═════ Supplied records ═════

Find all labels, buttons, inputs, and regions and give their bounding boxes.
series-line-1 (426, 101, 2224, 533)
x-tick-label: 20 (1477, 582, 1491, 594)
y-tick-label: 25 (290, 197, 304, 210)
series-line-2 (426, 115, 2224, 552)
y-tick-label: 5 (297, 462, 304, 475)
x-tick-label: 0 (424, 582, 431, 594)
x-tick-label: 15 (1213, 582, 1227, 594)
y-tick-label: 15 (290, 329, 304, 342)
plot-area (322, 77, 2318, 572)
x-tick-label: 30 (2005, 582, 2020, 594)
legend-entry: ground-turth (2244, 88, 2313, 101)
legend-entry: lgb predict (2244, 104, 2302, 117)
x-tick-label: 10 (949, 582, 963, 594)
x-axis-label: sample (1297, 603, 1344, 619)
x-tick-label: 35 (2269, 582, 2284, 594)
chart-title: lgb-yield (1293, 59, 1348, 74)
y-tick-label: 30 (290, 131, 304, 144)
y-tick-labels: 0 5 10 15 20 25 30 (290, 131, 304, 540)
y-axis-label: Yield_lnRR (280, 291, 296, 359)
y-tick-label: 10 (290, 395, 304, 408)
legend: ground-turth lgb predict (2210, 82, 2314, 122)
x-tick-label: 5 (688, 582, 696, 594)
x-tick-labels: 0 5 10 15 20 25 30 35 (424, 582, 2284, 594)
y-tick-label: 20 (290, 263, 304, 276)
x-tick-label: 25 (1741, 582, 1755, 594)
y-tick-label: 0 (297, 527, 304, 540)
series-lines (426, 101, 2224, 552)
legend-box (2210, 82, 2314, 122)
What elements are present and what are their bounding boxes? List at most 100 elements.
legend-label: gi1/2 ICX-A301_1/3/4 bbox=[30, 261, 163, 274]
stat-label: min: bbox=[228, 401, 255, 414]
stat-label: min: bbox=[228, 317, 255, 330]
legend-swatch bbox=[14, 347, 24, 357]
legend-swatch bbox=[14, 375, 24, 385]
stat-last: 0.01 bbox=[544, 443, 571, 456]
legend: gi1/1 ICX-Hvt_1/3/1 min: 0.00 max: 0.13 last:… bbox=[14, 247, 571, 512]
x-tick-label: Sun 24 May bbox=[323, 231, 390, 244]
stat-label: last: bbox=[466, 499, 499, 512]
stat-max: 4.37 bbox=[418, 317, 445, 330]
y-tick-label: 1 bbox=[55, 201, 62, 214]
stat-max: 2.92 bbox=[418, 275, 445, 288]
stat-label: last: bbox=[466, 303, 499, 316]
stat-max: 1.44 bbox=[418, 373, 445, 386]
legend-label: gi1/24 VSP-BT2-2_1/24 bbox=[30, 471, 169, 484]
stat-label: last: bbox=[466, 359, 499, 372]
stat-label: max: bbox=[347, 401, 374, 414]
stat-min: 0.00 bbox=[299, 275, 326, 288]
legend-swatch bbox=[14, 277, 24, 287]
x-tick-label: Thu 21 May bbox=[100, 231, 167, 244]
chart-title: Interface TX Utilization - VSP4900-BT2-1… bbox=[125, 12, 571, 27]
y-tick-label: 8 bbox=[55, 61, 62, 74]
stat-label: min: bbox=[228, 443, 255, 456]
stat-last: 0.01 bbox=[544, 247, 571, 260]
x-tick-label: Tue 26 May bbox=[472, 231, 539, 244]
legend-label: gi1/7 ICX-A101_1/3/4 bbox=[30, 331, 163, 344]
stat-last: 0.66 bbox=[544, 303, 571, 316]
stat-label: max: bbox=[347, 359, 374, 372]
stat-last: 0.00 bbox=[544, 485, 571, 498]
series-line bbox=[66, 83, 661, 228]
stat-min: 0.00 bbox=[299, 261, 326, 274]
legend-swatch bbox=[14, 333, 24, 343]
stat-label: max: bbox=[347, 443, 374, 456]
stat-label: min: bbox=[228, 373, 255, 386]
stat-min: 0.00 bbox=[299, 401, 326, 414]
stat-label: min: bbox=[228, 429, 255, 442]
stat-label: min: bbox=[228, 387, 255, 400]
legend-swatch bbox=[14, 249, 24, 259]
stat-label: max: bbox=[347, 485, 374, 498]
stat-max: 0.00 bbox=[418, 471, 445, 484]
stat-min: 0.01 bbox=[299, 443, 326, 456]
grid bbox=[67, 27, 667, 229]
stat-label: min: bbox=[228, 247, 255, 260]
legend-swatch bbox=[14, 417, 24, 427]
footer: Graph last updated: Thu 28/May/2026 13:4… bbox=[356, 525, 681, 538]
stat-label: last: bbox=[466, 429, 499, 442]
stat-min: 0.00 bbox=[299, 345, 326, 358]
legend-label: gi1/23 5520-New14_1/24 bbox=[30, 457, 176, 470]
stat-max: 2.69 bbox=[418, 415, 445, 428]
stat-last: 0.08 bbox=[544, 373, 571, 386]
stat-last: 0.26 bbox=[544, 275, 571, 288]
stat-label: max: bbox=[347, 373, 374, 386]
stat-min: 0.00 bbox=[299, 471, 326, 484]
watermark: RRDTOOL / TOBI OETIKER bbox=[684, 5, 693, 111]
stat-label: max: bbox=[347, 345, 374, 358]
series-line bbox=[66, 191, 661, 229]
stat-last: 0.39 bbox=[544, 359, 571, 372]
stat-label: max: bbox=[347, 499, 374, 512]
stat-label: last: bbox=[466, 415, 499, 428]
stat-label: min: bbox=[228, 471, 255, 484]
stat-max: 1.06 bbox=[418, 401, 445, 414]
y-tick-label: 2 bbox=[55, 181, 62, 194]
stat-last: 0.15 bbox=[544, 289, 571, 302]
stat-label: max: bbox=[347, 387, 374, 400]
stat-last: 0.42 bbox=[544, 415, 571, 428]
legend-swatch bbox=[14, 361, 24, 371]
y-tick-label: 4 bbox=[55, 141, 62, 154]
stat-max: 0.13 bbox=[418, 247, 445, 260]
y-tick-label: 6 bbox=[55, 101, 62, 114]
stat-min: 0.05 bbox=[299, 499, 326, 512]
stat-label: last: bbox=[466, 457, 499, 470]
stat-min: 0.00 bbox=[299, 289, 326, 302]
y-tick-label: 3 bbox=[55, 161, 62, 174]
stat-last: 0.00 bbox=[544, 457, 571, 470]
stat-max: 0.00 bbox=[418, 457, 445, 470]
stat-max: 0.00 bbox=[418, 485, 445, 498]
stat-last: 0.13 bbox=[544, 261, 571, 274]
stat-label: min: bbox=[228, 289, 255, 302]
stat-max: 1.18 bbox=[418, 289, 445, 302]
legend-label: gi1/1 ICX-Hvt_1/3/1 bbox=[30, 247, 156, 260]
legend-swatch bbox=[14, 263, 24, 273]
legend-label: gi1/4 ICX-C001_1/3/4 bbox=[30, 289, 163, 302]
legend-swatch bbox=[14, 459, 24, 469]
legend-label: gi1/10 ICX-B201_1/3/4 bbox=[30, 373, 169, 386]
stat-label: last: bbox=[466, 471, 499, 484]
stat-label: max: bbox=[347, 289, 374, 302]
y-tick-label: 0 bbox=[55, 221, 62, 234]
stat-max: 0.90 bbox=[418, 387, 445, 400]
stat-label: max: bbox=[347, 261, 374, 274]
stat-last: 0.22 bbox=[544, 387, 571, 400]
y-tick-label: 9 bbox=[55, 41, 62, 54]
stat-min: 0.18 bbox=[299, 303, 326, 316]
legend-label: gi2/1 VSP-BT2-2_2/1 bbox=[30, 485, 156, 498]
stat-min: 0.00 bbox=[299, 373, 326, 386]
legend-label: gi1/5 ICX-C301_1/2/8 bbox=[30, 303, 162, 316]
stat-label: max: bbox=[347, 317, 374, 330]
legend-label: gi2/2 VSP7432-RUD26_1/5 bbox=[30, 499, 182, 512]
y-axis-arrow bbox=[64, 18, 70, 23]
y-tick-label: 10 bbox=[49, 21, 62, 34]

═════

**Exercise goal:** Please rename every "stat-label" in the listing to "statistic-label" and write out all its lines again, leaving everything else unchanged.

**Solution:**
Find all labels, buttons, inputs, and regions and give their bounding boxes.
series-line-1 (426, 101, 2224, 533)
x-tick-label: 20 (1477, 582, 1491, 594)
y-tick-label: 25 (290, 197, 304, 210)
series-line-2 (426, 115, 2224, 552)
y-tick-label: 5 (297, 462, 304, 475)
x-tick-label: 0 (424, 582, 431, 594)
x-tick-label: 15 (1213, 582, 1227, 594)
y-tick-label: 15 (290, 329, 304, 342)
plot-area (322, 77, 2318, 572)
x-tick-label: 30 (2005, 582, 2020, 594)
legend-entry: ground-turth (2244, 88, 2313, 101)
legend-entry: lgb predict (2244, 104, 2302, 117)
x-tick-label: 10 (949, 582, 963, 594)
x-axis-label: sample (1297, 603, 1344, 619)
x-tick-label: 35 (2269, 582, 2284, 594)
chart-title: lgb-yield (1293, 59, 1348, 74)
y-tick-label: 30 (290, 131, 304, 144)
y-tick-labels: 0 5 10 15 20 25 30 (290, 131, 304, 540)
y-axis-label: Yield_lnRR (280, 291, 296, 359)
y-tick-label: 10 (290, 395, 304, 408)
legend: ground-turth lgb predict (2210, 82, 2314, 122)
x-tick-label: 5 (688, 582, 696, 594)
x-tick-labels: 0 5 10 15 20 25 30 35 (424, 582, 2284, 594)
y-tick-label: 20 (290, 263, 304, 276)
x-tick-label: 25 (1741, 582, 1755, 594)
y-tick-label: 0 (297, 527, 304, 540)
series-lines (426, 101, 2224, 552)
legend-box (2210, 82, 2314, 122)
What elements are present and what are their bounding boxes? List at most 100 elements.
legend-label: gi1/2 ICX-A301_1/3/4 bbox=[30, 261, 163, 274]
statistic-label: min: bbox=[228, 401, 255, 414]
statistic-label: min: bbox=[228, 317, 255, 330]
legend-swatch bbox=[14, 347, 24, 357]
legend-swatch bbox=[14, 375, 24, 385]
stat-last: 0.01 bbox=[544, 443, 571, 456]
legend: gi1/1 ICX-Hvt_1/3/1 min: 0.00 max: 0.13 last:… bbox=[14, 247, 571, 512]
x-tick-label: Sun 24 May bbox=[323, 231, 390, 244]
statistic-label: last: bbox=[466, 499, 499, 512]
stat-max: 4.37 bbox=[418, 317, 445, 330]
y-tick-label: 1 bbox=[55, 201, 62, 214]
stat-max: 2.92 bbox=[418, 275, 445, 288]
statistic-label: last: bbox=[466, 303, 499, 316]
stat-max: 1.44 bbox=[418, 373, 445, 386]
legend-label: gi1/24 VSP-BT2-2_1/24 bbox=[30, 471, 169, 484]
statistic-label: last: bbox=[466, 359, 499, 372]
statistic-label: max: bbox=[347, 401, 374, 414]
stat-min: 0.00 bbox=[299, 275, 326, 288]
legend-swatch bbox=[14, 277, 24, 287]
x-tick-label: Thu 21 May bbox=[100, 231, 167, 244]
chart-title: Interface TX Utilization - VSP4900-BT2-1… bbox=[125, 12, 571, 27]
y-tick-label: 8 bbox=[55, 61, 62, 74]
statistic-label: min: bbox=[228, 443, 255, 456]
stat-last: 0.01 bbox=[544, 247, 571, 260]
x-tick-label: Tue 26 May bbox=[472, 231, 539, 244]
legend-label: gi1/7 ICX-A101_1/3/4 bbox=[30, 331, 163, 344]
stat-last: 0.66 bbox=[544, 303, 571, 316]
statistic-label: max: bbox=[347, 359, 374, 372]
stat-last: 0.00 bbox=[544, 485, 571, 498]
series-line bbox=[66, 83, 661, 228]
stat-min: 0.00 bbox=[299, 261, 326, 274]
legend-swatch bbox=[14, 333, 24, 343]
statistic-label: max: bbox=[347, 443, 374, 456]
statistic-label: min: bbox=[228, 373, 255, 386]
stat-min: 0.00 bbox=[299, 401, 326, 414]
statistic-label: min: bbox=[228, 429, 255, 442]
statistic-label: min: bbox=[228, 387, 255, 400]
legend-swatch bbox=[14, 249, 24, 259]
statistic-label: max: bbox=[347, 485, 374, 498]
stat-max: 0.00 bbox=[418, 471, 445, 484]
stat-min: 0.01 bbox=[299, 443, 326, 456]
grid bbox=[67, 27, 667, 229]
statistic-label: min: bbox=[228, 247, 255, 260]
legend-swatch bbox=[14, 417, 24, 427]
footer: Graph last updated: Thu 28/May/2026 13:4… bbox=[356, 525, 681, 538]
statistic-label: last: bbox=[466, 429, 499, 442]
stat-min: 0.00 bbox=[299, 345, 326, 358]
legend-label: gi1/23 5520-New14_1/24 bbox=[30, 457, 176, 470]
stat-max: 2.69 bbox=[418, 415, 445, 428]
stat-last: 0.08 bbox=[544, 373, 571, 386]
stat-last: 0.26 bbox=[544, 275, 571, 288]
statistic-label: max: bbox=[347, 373, 374, 386]
stat-min: 0.00 bbox=[299, 471, 326, 484]
watermark: RRDTOOL / TOBI OETIKER bbox=[684, 5, 693, 111]
statistic-label: max: bbox=[347, 345, 374, 358]
series-line bbox=[66, 191, 661, 229]
stat-last: 0.39 bbox=[544, 359, 571, 372]
statistic-label: max: bbox=[347, 499, 374, 512]
statistic-label: last: bbox=[466, 415, 499, 428]
statistic-label: min: bbox=[228, 471, 255, 484]
stat-max: 1.06 bbox=[418, 401, 445, 414]
y-tick-label: 2 bbox=[55, 181, 62, 194]
stat-last: 0.15 bbox=[544, 289, 571, 302]
statistic-label: max: bbox=[347, 387, 374, 400]
stat-last: 0.42 bbox=[544, 415, 571, 428]
legend-swatch bbox=[14, 361, 24, 371]
y-tick-label: 4 bbox=[55, 141, 62, 154]
stat-max: 0.13 bbox=[418, 247, 445, 260]
y-tick-label: 6 bbox=[55, 101, 62, 114]
stat-min: 0.05 bbox=[299, 499, 326, 512]
statistic-label: last: bbox=[466, 457, 499, 470]
stat-min: 0.00 bbox=[299, 289, 326, 302]
y-tick-label: 3 bbox=[55, 161, 62, 174]
stat-last: 0.00 bbox=[544, 457, 571, 470]
stat-max: 0.00 bbox=[418, 457, 445, 470]
stat-max: 0.00 bbox=[418, 485, 445, 498]
stat-last: 0.13 bbox=[544, 261, 571, 274]
statistic-label: min: bbox=[228, 289, 255, 302]
stat-max: 1.18 bbox=[418, 289, 445, 302]
legend-label: gi1/1 ICX-Hvt_1/3/1 bbox=[30, 247, 156, 260]
legend-swatch bbox=[14, 263, 24, 273]
legend-label: gi1/4 ICX-C001_1/3/4 bbox=[30, 289, 163, 302]
legend-swatch bbox=[14, 459, 24, 469]
legend-label: gi1/10 ICX-B201_1/3/4 bbox=[30, 373, 169, 386]
statistic-label: last: bbox=[466, 471, 499, 484]
statistic-label: max: bbox=[347, 289, 374, 302]
y-tick-label: 0 bbox=[55, 221, 62, 234]
stat-max: 0.90 bbox=[418, 387, 445, 400]
statistic-label: max: bbox=[347, 261, 374, 274]
stat-last: 0.22 bbox=[544, 387, 571, 400]
y-tick-label: 9 bbox=[55, 41, 62, 54]
stat-min: 0.18 bbox=[299, 303, 326, 316]
legend-label: gi2/1 VSP-BT2-2_2/1 bbox=[30, 485, 156, 498]
stat-min: 0.00 bbox=[299, 373, 326, 386]
legend-label: gi1/5 ICX-C301_1/2/8 bbox=[30, 303, 162, 316]
statistic-label: max: bbox=[347, 317, 374, 330]
legend-label: gi2/2 VSP7432-RUD26_1/5 bbox=[30, 499, 182, 512]
y-axis-arrow bbox=[64, 18, 70, 23]
y-tick-label: 10 bbox=[49, 21, 62, 34]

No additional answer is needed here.